## PROBLEM
Give every line back verbatim, dropping all images.

━━━ INPUT ROWS

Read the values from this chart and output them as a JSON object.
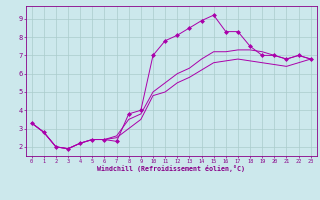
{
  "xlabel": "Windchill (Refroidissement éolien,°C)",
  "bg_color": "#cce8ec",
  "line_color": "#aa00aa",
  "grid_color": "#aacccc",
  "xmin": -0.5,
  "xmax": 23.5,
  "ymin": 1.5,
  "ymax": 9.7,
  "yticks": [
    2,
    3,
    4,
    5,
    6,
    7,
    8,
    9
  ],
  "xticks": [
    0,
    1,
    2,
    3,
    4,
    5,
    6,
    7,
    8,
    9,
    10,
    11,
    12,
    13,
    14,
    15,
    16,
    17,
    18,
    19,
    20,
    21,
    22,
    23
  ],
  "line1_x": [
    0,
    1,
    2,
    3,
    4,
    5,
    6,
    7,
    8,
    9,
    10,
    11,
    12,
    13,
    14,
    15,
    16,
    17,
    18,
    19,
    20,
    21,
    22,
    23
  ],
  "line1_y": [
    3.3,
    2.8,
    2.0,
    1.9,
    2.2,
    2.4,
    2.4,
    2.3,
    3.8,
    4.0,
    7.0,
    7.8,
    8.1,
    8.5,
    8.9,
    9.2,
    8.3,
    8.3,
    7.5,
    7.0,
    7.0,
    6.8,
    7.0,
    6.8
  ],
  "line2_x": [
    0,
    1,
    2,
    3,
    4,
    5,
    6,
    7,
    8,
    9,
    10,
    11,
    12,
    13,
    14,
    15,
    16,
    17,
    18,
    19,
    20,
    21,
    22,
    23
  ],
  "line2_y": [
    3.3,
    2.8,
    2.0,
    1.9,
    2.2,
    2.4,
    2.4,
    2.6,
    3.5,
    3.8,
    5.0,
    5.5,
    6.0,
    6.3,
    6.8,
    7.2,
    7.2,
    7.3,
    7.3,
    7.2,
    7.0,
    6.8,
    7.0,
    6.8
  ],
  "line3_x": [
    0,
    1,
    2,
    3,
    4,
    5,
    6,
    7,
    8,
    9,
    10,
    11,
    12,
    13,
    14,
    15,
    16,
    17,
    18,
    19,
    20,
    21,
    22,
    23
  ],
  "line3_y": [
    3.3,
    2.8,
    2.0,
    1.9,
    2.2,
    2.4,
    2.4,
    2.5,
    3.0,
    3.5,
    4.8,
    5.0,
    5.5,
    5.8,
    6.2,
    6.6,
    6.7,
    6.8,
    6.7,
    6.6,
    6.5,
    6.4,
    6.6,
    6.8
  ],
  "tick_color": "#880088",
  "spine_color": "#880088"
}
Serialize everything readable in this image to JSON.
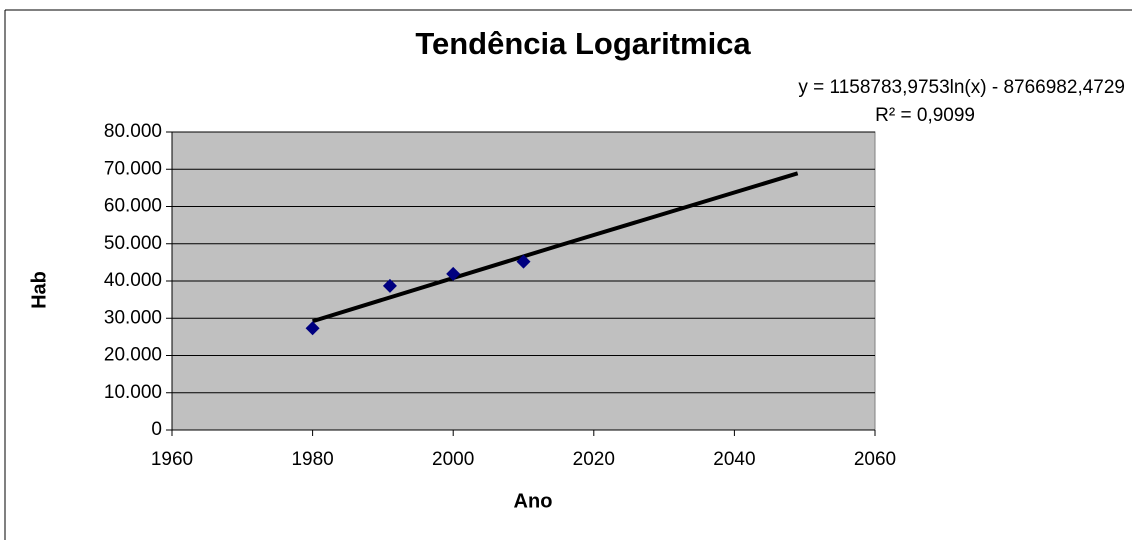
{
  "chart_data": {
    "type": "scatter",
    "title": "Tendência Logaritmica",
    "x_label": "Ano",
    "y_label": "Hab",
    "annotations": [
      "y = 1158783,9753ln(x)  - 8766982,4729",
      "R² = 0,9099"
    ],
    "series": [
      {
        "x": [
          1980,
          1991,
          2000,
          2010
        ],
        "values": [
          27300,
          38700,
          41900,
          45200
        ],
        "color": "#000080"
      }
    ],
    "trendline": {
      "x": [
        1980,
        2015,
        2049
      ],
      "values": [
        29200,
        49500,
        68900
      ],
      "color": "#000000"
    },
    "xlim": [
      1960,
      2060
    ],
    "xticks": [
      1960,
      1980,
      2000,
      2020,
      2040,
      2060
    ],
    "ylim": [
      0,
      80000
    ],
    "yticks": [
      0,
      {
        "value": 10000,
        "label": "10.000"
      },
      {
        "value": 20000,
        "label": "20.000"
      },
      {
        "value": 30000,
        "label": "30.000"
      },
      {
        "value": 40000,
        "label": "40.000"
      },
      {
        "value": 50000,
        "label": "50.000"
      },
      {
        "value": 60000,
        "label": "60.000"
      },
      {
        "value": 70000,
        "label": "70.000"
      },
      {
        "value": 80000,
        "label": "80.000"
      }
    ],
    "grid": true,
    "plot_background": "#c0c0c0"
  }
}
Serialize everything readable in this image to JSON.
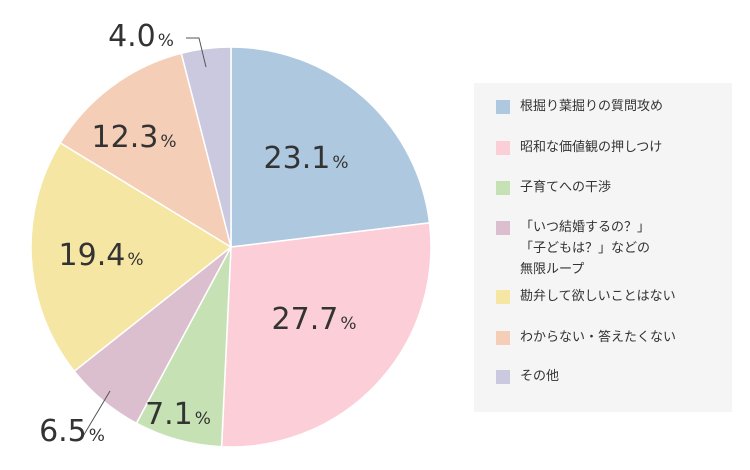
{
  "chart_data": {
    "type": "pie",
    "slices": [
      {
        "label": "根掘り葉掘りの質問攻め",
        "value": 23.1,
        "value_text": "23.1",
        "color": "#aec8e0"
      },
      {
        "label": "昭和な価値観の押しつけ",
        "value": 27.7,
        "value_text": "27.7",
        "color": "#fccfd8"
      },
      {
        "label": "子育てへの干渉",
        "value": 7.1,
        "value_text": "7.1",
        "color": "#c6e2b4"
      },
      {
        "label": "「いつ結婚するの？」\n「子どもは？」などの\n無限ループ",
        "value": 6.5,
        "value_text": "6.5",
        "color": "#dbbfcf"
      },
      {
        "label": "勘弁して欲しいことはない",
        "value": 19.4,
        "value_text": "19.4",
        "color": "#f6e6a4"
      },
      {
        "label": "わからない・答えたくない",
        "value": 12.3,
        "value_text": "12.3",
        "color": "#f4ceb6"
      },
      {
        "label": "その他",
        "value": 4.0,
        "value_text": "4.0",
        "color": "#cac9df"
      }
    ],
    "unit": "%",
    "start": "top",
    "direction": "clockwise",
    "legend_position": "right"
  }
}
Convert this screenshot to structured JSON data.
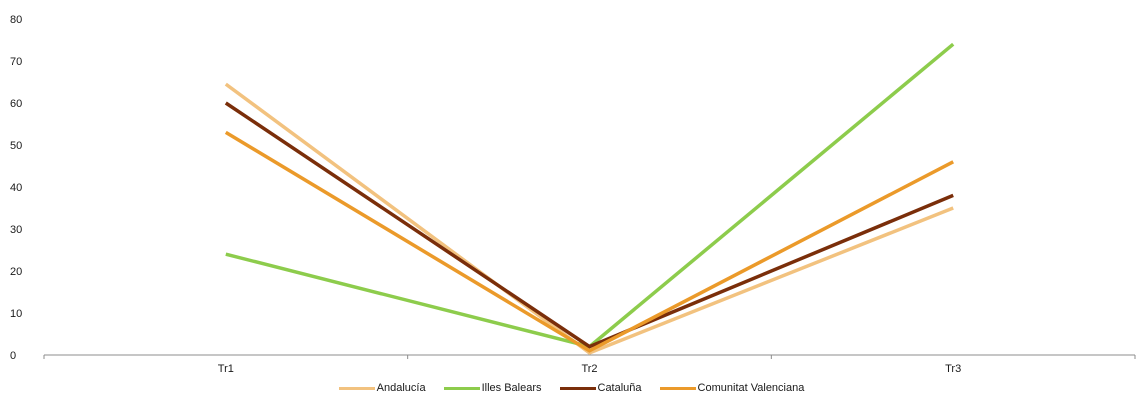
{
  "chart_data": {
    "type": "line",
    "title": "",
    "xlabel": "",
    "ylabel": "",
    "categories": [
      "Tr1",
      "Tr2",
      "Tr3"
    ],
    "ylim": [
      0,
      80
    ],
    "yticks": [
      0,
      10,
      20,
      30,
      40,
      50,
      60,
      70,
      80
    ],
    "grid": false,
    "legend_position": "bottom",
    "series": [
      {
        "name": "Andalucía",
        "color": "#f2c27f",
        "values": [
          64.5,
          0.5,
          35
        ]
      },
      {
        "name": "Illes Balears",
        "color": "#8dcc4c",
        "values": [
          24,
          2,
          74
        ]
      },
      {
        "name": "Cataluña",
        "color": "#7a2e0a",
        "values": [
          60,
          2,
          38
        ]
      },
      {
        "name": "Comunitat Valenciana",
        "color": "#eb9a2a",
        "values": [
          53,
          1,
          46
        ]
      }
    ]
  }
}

━━━━━━

## IN RESPONSE
Read the values from this chart and output them as a JSON object.
{
  "xlabel": "Windchill (Refroidissement éolien,°C)",
  "bg_color": "#cce8ec",
  "line_color": "#aa00aa",
  "grid_color": "#aacccc",
  "xmin": -0.5,
  "xmax": 23.5,
  "ymin": 1.5,
  "ymax": 9.7,
  "yticks": [
    2,
    3,
    4,
    5,
    6,
    7,
    8,
    9
  ],
  "xticks": [
    0,
    1,
    2,
    3,
    4,
    5,
    6,
    7,
    8,
    9,
    10,
    11,
    12,
    13,
    14,
    15,
    16,
    17,
    18,
    19,
    20,
    21,
    22,
    23
  ],
  "line1_x": [
    0,
    1,
    2,
    3,
    4,
    5,
    6,
    7,
    8,
    9,
    10,
    11,
    12,
    13,
    14,
    15,
    16,
    17,
    18,
    19,
    20,
    21,
    22,
    23
  ],
  "line1_y": [
    3.3,
    2.8,
    2.0,
    1.9,
    2.2,
    2.4,
    2.4,
    2.3,
    3.8,
    4.0,
    7.0,
    7.8,
    8.1,
    8.5,
    8.9,
    9.2,
    8.3,
    8.3,
    7.5,
    7.0,
    7.0,
    6.8,
    7.0,
    6.8
  ],
  "line2_x": [
    0,
    1,
    2,
    3,
    4,
    5,
    6,
    7,
    8,
    9,
    10,
    11,
    12,
    13,
    14,
    15,
    16,
    17,
    18,
    19,
    20,
    21,
    22,
    23
  ],
  "line2_y": [
    3.3,
    2.8,
    2.0,
    1.9,
    2.2,
    2.4,
    2.4,
    2.6,
    3.5,
    3.8,
    5.0,
    5.5,
    6.0,
    6.3,
    6.8,
    7.2,
    7.2,
    7.3,
    7.3,
    7.2,
    7.0,
    6.8,
    7.0,
    6.8
  ],
  "line3_x": [
    0,
    1,
    2,
    3,
    4,
    5,
    6,
    7,
    8,
    9,
    10,
    11,
    12,
    13,
    14,
    15,
    16,
    17,
    18,
    19,
    20,
    21,
    22,
    23
  ],
  "line3_y": [
    3.3,
    2.8,
    2.0,
    1.9,
    2.2,
    2.4,
    2.4,
    2.5,
    3.0,
    3.5,
    4.8,
    5.0,
    5.5,
    5.8,
    6.2,
    6.6,
    6.7,
    6.8,
    6.7,
    6.6,
    6.5,
    6.4,
    6.6,
    6.8
  ],
  "tick_color": "#880088",
  "spine_color": "#880088"
}
Serialize everything readable in this image to JSON.
{
  "chart_data": {
    "type": "scatter",
    "title": "Tendência Logaritmica",
    "x_label": "Ano",
    "y_label": "Hab",
    "annotations": [
      "y = 1158783,9753ln(x)  - 8766982,4729",
      "R² = 0,9099"
    ],
    "series": [
      {
        "x": [
          1980,
          1991,
          2000,
          2010
        ],
        "values": [
          27300,
          38700,
          41900,
          45200
        ],
        "color": "#000080"
      }
    ],
    "trendline": {
      "x": [
        1980,
        2015,
        2049
      ],
      "values": [
        29200,
        49500,
        68900
      ],
      "color": "#000000"
    },
    "xlim": [
      1960,
      2060
    ],
    "xticks": [
      1960,
      1980,
      2000,
      2020,
      2040,
      2060
    ],
    "ylim": [
      0,
      80000
    ],
    "yticks": [
      0,
      {
        "value": 10000,
        "label": "10.000"
      },
      {
        "value": 20000,
        "label": "20.000"
      },
      {
        "value": 30000,
        "label": "30.000"
      },
      {
        "value": 40000,
        "label": "40.000"
      },
      {
        "value": 50000,
        "label": "50.000"
      },
      {
        "value": 60000,
        "label": "60.000"
      },
      {
        "value": 70000,
        "label": "70.000"
      },
      {
        "value": 80000,
        "label": "80.000"
      }
    ],
    "grid": true,
    "plot_background": "#c0c0c0"
  }
}
Serialize everything readable in this image to JSON.
{
  "chart_data": {
    "type": "pie",
    "slices": [
      {
        "label": "根掘り葉掘りの質問攻め",
        "value": 23.1,
        "value_text": "23.1",
        "color": "#aec8e0"
      },
      {
        "label": "昭和な価値観の押しつけ",
        "value": 27.7,
        "value_text": "27.7",
        "color": "#fccfd8"
      },
      {
        "label": "子育てへの干渉",
        "value": 7.1,
        "value_text": "7.1",
        "color": "#c6e2b4"
      },
      {
        "label": "「いつ結婚するの？」\n「子どもは？」などの\n無限ループ",
        "value": 6.5,
        "value_text": "6.5",
        "color": "#dbbfcf"
      },
      {
        "label": "勘弁して欲しいことはない",
        "value": 19.4,
        "value_text": "19.4",
        "color": "#f6e6a4"
      },
      {
        "label": "わからない・答えたくない",
        "value": 12.3,
        "value_text": "12.3",
        "color": "#f4ceb6"
      },
      {
        "label": "その他",
        "value": 4.0,
        "value_text": "4.0",
        "color": "#cac9df"
      }
    ],
    "unit": "%",
    "start": "top",
    "direction": "clockwise",
    "legend_position": "right"
  }
}
Convert this screenshot to structured JSON data.
{
  "chart_data": {
    "type": "line",
    "title": "",
    "xlabel": "",
    "ylabel": "",
    "categories": [
      "Tr1",
      "Tr2",
      "Tr3"
    ],
    "ylim": [
      0,
      80
    ],
    "yticks": [
      0,
      10,
      20,
      30,
      40,
      50,
      60,
      70,
      80
    ],
    "grid": false,
    "legend_position": "bottom",
    "series": [
      {
        "name": "Andalucía",
        "color": "#f2c27f",
        "values": [
          64.5,
          0.5,
          35
        ]
      },
      {
        "name": "Illes Balears",
        "color": "#8dcc4c",
        "values": [
          24,
          2,
          74
        ]
      },
      {
        "name": "Cataluña",
        "color": "#7a2e0a",
        "values": [
          60,
          2,
          38
        ]
      },
      {
        "name": "Comunitat Valenciana",
        "color": "#eb9a2a",
        "values": [
          53,
          1,
          46
        ]
      }
    ]
  }
}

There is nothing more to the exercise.